((

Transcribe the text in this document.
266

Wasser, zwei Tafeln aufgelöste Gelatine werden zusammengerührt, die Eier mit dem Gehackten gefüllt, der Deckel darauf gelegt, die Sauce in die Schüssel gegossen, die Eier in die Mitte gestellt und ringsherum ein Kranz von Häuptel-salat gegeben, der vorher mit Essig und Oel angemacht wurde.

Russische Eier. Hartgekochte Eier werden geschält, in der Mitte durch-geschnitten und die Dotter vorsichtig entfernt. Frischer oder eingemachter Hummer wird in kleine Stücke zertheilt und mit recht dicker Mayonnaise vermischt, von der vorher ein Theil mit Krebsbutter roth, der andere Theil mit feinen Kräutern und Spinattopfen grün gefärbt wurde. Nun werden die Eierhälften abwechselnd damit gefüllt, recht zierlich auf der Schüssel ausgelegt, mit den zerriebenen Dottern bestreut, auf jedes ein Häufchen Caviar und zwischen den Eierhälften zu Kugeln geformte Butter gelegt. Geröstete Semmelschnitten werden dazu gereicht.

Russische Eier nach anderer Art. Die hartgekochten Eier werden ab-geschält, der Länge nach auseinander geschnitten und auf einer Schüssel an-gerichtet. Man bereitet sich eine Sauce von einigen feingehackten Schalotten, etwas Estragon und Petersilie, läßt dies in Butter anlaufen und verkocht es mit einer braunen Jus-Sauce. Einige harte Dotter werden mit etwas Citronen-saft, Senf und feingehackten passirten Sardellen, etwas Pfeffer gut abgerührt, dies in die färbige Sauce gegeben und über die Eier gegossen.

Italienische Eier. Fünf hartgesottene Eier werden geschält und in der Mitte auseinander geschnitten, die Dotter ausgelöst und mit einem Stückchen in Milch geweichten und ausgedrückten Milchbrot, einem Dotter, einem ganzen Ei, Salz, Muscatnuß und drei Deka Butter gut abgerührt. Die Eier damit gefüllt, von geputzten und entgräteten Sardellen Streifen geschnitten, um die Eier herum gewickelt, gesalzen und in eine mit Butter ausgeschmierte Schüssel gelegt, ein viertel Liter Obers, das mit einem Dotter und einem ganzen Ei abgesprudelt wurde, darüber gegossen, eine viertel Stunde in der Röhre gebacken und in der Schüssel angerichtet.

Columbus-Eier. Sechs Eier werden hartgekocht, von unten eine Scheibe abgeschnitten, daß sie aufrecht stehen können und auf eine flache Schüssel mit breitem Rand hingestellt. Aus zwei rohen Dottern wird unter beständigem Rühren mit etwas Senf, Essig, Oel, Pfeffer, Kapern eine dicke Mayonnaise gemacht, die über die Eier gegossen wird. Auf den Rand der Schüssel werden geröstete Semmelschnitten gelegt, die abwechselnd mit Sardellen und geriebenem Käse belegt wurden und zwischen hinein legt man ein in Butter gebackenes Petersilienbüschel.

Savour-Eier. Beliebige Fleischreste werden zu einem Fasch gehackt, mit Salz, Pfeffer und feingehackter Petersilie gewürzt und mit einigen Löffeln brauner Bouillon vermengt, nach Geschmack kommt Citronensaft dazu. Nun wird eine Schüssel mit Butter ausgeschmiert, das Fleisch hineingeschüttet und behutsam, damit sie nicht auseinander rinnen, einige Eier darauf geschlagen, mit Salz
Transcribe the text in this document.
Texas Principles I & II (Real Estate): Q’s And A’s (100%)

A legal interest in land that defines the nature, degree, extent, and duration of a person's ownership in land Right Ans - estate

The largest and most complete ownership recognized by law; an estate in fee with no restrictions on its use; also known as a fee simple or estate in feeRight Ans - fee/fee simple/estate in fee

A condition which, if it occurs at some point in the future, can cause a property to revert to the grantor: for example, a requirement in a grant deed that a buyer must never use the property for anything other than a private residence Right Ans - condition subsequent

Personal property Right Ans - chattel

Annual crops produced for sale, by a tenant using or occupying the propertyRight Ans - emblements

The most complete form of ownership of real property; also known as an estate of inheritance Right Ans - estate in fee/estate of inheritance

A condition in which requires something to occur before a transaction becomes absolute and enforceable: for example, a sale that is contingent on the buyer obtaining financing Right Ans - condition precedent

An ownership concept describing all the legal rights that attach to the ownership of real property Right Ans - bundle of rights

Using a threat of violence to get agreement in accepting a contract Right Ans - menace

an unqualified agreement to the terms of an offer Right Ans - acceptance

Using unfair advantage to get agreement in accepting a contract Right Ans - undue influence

))

Transcribe the records above exactly as they appear.

ANSWER TO THIS TASK =>
Transcribe the text in this document.
266

Wasser, zwei Tafeln aufgelöste Gelatine werden zusammengerührt, die Eier mit dem Gehackten gefüllt, der Deckel darauf gelegt, die Sauce in die Schüssel gegossen, die Eier in die Mitte gestellt und ringsherum ein Kranz von Häuptel-salat gegeben, der vorher mit Essig und Oel angemacht wurde.

Russische Eier. Hartgekochte Eier werden geschält, in der Mitte durch-geschnitten und die Dotter vorsichtig entfernt. Frischer oder eingemachter Hummer wird in kleine Stücke zertheilt und mit recht dicker Mayonnaise vermischt, von der vorher ein Theil mit Krebsbutter roth, der andere Theil mit feinen Kräutern und Spinattopfen grün gefärbt wurde. Nun werden die Eierhälften abwechselnd damit gefüllt, recht zierlich auf der Schüssel ausgelegt, mit den zerriebenen Dottern bestreut, auf jedes ein Häufchen Caviar und zwischen den Eierhälften zu Kugeln geformte Butter gelegt. Geröstete Semmelschnitten werden dazu gereicht.

Russische Eier nach anderer Art. Die hartgekochten Eier werden ab-geschält, der Länge nach auseinander geschnitten und auf einer Schüssel an-gerichtet. Man bereitet sich eine Sauce von einigen feingehackten Schalotten, etwas Estragon und Petersilie, läßt dies in Butter anlaufen und verkocht es mit einer braunen Jus-Sauce. Einige harte Dotter werden mit etwas Citronen-saft, Senf und feingehackten passirten Sardellen, etwas Pfeffer gut abgerührt, dies in die färbige Sauce gegeben und über die Eier gegossen.

Italienische Eier. Fünf hartgesottene Eier werden geschält und in der Mitte auseinander geschnitten, die Dotter ausgelöst und mit einem Stückchen in Milch geweichten und ausgedrückten Milchbrot, einem Dotter, einem ganzen Ei, Salz, Muscatnuß und drei Deka Butter gut abgerührt. Die Eier damit gefüllt, von geputzten und entgräteten Sardellen Streifen geschnitten, um die Eier herum gewickelt, gesalzen und in eine mit Butter ausgeschmierte Schüssel gelegt, ein viertel Liter Obers, das mit einem Dotter und einem ganzen Ei abgesprudelt wurde, darüber gegossen, eine viertel Stunde in der Röhre gebacken und in der Schüssel angerichtet.

Columbus-Eier. Sechs Eier werden hartgekocht, von unten eine Scheibe abgeschnitten, daß sie aufrecht stehen können und auf eine flache Schüssel mit breitem Rand hingestellt. Aus zwei rohen Dottern wird unter beständigem Rühren mit etwas Senf, Essig, Oel, Pfeffer, Kapern eine dicke Mayonnaise gemacht, die über die Eier gegossen wird. Auf den Rand der Schüssel werden geröstete Semmelschnitten gelegt, die abwechselnd mit Sardellen und geriebenem Käse belegt wurden und zwischen hinein legt man ein in Butter gebackenes Petersilienbüschel.

Savour-Eier. Beliebige Fleischreste werden zu einem Fasch gehackt, mit Salz, Pfeffer und feingehackter Petersilie gewürzt und mit einigen Löffeln brauner Bouillon vermengt, nach Geschmack kommt Citronensaft dazu. Nun wird eine Schüssel mit Butter ausgeschmiert, das Fleisch hineingeschüttet und behutsam, damit sie nicht auseinander rinnen, einige Eier darauf geschlagen, mit Salz
Transcribe the text in this document.
Texas Principles I & II (Real Estate): Q’s And A’s (100%)

A legal interest in land that defines the nature, degree, extent, and duration of a person's ownership in land Right Ans - estate

The largest and most complete ownership recognized by law; an estate in fee with no restrictions on its use; also known as a fee simple or estate in feeRight Ans - fee/fee simple/estate in fee

A condition which, if it occurs at some point in the future, can cause a property to revert to the grantor: for example, a requirement in a grant deed that a buyer must never use the property for anything other than a private residence Right Ans - condition subsequent

Personal property Right Ans - chattel

Annual crops produced for sale, by a tenant using or occupying the propertyRight Ans - emblements

The most complete form of ownership of real property; also known as an estate of inheritance Right Ans - estate in fee/estate of inheritance

A condition in which requires something to occur before a transaction becomes absolute and enforceable: for example, a sale that is contingent on the buyer obtaining financing Right Ans - condition precedent

An ownership concept describing all the legal rights that attach to the ownership of real property Right Ans - bundle of rights

Using a threat of violence to get agreement in accepting a contract Right Ans - menace

an unqualified agreement to the terms of an offer Right Ans - acceptance

Using unfair advantage to get agreement in accepting a contract Right Ans - undue influence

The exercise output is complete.